Search the data below for the word "source" and copy each line that holds it.

◇ ◇ ◇ ◇ ◇ ◇ ◇

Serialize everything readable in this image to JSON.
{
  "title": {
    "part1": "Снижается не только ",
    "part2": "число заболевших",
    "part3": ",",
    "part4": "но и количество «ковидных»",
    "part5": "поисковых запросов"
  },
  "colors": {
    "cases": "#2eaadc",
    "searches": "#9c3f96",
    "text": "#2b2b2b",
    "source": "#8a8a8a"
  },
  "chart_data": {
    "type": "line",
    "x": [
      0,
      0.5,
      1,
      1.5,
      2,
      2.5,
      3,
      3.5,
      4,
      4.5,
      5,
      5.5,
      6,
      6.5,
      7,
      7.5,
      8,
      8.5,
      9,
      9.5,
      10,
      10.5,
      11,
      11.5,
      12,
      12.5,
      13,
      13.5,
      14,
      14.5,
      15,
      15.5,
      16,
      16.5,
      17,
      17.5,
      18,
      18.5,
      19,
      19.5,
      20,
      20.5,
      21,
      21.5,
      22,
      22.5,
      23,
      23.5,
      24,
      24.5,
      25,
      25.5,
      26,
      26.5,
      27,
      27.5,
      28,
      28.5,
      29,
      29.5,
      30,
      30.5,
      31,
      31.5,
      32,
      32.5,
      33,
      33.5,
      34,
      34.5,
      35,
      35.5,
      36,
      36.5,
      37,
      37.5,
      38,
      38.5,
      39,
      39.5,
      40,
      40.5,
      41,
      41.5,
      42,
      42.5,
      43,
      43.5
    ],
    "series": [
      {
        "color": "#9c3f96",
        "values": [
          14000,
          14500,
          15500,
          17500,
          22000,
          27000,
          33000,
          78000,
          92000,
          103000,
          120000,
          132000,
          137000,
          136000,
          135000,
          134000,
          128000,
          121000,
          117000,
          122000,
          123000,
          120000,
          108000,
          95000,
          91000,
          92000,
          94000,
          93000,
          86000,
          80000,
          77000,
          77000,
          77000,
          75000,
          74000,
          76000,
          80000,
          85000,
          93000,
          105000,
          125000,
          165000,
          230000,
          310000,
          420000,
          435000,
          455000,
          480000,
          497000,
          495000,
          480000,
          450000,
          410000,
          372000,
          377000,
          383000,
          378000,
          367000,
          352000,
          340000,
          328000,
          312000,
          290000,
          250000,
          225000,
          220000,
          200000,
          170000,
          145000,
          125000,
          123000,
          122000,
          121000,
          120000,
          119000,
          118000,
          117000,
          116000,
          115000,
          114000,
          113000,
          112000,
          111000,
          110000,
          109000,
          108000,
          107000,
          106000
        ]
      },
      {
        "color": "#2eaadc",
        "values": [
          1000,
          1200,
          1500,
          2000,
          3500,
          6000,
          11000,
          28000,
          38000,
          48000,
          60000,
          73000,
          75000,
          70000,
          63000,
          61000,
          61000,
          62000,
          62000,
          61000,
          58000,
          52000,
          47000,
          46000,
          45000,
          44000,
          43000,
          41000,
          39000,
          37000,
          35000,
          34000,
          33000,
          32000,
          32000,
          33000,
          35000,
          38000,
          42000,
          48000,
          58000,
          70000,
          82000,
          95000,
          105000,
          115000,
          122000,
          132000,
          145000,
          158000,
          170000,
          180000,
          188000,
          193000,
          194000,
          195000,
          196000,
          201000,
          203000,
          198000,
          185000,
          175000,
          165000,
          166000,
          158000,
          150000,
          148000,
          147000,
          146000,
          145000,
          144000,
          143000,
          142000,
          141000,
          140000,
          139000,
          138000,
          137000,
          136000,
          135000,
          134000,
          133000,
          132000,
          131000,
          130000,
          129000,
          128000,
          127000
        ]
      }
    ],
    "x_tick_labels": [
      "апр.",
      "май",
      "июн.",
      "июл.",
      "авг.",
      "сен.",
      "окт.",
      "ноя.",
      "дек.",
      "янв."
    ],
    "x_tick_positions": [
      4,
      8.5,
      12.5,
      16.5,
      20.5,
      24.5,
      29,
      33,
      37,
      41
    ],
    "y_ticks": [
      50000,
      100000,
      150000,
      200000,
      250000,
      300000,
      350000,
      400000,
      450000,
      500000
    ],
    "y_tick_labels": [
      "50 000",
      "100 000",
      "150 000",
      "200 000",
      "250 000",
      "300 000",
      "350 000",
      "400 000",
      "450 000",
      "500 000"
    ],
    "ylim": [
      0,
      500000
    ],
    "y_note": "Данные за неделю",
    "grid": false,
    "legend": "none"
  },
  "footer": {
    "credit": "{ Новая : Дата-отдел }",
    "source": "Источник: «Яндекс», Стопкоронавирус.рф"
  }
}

◇ ◇ ◇ ◇ ◇ ◇ ◇

## RESULT FOR THIS TASK
    "source": "#8a8a8a"
    "source": "Источник: «Яндекс», Стопкоронавирус.рф"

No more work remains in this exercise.